### [Stated problem]
In the material below, the lines containing the word "JSON" are required; copy each of them.

### [Listing]
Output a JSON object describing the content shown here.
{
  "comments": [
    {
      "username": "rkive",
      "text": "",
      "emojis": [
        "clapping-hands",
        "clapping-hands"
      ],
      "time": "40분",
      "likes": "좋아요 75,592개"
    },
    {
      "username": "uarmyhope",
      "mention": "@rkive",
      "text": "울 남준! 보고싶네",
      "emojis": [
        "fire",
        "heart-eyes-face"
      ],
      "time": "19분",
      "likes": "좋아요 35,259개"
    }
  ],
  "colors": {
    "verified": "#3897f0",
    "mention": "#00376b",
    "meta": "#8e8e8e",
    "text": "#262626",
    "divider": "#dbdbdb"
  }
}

* * *

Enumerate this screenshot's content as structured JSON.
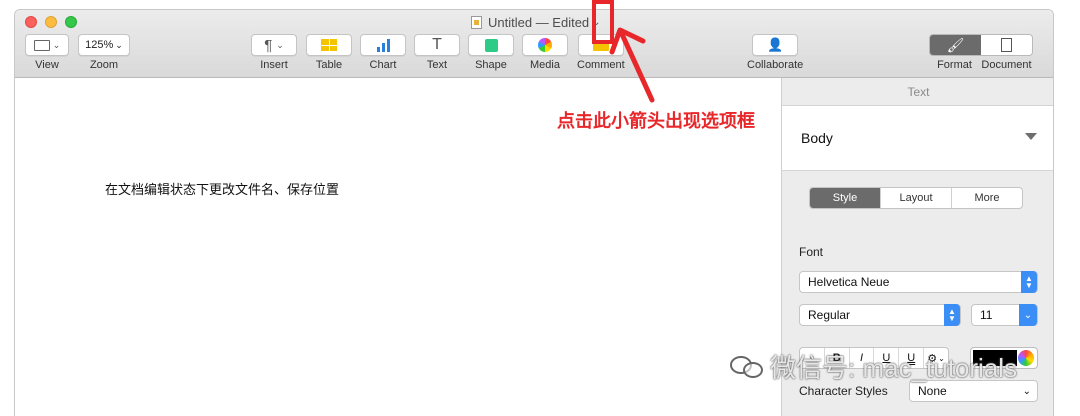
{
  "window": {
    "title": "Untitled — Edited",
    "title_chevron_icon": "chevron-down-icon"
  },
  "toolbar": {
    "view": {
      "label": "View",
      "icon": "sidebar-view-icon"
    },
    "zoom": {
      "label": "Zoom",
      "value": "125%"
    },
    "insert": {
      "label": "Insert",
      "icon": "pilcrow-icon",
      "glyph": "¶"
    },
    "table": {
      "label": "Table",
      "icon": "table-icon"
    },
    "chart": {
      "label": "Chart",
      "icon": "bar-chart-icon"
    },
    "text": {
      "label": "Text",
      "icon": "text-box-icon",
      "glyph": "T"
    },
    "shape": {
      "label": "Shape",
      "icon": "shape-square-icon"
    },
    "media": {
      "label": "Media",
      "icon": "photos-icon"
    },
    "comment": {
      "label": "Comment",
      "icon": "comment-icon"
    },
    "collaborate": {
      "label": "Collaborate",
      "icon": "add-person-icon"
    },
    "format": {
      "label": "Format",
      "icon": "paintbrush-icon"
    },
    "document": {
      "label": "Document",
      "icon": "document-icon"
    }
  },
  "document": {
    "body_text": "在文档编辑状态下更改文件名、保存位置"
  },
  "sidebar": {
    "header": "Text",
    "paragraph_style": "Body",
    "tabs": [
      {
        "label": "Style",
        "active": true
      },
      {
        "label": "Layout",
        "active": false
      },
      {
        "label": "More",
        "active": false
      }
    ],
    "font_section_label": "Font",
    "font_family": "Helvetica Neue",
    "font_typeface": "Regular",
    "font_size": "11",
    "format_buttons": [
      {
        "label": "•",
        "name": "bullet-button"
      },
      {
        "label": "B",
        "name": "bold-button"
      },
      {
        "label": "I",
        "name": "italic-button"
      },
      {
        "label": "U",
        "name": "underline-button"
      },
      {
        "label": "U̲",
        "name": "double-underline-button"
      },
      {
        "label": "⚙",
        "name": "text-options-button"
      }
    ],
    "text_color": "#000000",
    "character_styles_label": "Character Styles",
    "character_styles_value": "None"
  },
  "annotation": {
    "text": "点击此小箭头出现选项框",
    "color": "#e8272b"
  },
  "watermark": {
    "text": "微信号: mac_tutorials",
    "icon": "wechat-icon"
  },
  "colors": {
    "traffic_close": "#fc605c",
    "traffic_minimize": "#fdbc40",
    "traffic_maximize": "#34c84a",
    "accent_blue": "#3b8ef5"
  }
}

### [Answer for the task]
Output a JSON object describing the content shown here.
Enumerate this screenshot's content as structured JSON.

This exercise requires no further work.